**Extracted records**.

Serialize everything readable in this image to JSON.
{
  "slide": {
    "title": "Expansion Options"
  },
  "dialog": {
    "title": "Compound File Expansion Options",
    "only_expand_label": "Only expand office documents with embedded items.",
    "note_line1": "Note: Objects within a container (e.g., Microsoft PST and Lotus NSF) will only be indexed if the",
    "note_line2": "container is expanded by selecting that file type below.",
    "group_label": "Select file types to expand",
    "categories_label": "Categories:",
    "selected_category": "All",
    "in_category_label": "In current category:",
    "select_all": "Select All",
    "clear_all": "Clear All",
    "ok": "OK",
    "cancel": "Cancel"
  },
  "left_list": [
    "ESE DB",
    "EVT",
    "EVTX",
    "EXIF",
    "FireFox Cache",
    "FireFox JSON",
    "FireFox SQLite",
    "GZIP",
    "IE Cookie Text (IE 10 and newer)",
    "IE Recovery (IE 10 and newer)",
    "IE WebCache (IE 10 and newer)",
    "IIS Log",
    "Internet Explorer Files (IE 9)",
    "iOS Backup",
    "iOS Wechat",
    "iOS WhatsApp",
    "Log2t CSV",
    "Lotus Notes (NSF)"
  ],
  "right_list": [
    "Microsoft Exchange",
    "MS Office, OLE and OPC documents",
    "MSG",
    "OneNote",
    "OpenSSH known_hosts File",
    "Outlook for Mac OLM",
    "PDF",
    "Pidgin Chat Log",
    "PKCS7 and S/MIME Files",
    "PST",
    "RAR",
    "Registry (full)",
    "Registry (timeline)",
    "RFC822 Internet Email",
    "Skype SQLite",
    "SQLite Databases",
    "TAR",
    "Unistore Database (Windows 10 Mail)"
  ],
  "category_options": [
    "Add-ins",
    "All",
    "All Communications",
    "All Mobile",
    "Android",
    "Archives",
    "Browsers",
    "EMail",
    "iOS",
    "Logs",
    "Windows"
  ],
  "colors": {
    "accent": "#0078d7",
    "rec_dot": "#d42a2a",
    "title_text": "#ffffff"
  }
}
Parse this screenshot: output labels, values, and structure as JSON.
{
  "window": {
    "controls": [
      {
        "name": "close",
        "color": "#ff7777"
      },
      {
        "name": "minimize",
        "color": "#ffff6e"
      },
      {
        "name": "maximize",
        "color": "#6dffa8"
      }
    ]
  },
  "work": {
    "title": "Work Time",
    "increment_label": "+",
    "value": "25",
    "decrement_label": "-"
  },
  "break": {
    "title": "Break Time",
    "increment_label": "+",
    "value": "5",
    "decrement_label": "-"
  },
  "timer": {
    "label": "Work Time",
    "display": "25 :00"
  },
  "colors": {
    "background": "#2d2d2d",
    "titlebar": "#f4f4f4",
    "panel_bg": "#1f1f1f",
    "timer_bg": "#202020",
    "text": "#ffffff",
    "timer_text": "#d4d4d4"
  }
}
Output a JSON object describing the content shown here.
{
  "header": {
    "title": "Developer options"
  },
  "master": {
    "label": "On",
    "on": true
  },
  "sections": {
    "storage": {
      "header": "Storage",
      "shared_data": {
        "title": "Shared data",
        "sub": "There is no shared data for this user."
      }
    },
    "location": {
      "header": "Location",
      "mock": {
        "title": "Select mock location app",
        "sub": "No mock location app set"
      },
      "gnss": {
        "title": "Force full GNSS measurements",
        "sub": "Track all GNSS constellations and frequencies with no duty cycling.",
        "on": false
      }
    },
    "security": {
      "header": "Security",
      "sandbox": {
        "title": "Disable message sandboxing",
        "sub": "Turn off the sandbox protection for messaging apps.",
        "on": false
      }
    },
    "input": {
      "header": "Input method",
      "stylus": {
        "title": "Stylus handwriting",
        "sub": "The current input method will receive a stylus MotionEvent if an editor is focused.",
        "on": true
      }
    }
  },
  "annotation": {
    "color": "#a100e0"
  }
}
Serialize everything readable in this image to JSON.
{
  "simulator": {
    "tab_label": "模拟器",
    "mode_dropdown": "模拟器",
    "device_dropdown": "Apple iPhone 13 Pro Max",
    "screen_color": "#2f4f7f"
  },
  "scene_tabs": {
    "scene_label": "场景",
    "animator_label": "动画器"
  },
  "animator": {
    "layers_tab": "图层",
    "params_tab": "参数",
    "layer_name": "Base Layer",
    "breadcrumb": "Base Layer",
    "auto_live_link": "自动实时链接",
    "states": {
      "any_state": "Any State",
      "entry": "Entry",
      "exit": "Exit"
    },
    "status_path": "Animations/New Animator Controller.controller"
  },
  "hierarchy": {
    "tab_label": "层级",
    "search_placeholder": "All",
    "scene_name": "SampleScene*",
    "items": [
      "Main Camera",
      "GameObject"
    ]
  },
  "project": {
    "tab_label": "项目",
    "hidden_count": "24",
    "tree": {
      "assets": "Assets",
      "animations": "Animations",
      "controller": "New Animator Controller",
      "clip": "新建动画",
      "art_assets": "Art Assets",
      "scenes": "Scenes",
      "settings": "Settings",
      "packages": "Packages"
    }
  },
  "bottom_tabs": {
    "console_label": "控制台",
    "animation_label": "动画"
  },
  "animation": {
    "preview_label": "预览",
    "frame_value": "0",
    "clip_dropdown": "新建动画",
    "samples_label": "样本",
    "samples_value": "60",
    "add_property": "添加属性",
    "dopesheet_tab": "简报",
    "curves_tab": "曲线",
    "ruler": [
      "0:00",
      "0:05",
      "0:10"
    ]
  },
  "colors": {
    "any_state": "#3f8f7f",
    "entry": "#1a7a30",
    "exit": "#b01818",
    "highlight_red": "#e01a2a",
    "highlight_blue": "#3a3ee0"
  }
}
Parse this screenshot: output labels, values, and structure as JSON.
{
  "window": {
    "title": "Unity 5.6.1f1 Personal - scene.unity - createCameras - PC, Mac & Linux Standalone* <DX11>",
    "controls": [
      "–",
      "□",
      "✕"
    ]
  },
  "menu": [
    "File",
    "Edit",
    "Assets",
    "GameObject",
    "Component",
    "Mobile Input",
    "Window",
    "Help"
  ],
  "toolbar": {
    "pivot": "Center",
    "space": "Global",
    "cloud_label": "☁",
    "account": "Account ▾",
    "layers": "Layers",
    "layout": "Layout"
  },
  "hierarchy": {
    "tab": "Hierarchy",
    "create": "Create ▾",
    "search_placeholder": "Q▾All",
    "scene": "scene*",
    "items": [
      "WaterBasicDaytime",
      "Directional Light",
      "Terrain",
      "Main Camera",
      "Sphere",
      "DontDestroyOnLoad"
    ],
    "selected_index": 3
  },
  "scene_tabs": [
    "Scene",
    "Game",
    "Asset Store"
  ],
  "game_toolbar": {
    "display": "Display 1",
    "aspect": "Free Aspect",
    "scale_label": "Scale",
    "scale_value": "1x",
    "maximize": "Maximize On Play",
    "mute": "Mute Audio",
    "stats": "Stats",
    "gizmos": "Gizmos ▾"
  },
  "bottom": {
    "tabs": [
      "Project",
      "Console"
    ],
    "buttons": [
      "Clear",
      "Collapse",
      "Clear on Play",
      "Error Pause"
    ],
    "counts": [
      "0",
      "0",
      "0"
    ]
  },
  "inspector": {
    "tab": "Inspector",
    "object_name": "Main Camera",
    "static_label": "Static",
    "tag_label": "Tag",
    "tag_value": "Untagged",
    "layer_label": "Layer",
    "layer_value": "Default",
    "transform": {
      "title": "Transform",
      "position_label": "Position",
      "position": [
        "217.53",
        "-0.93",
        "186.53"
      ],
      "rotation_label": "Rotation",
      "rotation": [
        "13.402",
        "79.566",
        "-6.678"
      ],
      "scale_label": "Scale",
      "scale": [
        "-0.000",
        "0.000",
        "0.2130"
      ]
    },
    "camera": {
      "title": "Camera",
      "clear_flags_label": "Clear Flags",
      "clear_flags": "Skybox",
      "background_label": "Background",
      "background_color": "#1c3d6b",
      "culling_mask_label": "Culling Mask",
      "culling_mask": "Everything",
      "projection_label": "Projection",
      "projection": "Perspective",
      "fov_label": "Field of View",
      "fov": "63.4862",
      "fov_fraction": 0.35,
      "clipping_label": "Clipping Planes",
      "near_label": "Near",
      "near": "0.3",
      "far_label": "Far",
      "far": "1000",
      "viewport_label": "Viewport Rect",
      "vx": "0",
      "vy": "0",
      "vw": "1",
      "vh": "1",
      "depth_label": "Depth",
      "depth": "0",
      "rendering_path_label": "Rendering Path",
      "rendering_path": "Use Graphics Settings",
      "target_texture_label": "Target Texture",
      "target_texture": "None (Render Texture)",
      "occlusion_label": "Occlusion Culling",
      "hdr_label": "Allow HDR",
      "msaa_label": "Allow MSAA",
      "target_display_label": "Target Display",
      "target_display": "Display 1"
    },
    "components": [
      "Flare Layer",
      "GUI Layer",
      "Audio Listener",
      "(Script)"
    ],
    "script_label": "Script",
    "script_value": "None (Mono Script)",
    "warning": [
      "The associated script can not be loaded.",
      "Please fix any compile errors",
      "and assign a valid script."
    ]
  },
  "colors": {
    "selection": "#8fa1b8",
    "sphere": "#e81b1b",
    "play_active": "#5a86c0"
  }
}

**The request**. Read through the lines above and collect those that contain the string "Animations".

**The reply**.
    "status_path": "Animations/New Animator Controller.controller"
      "animations": "Animations",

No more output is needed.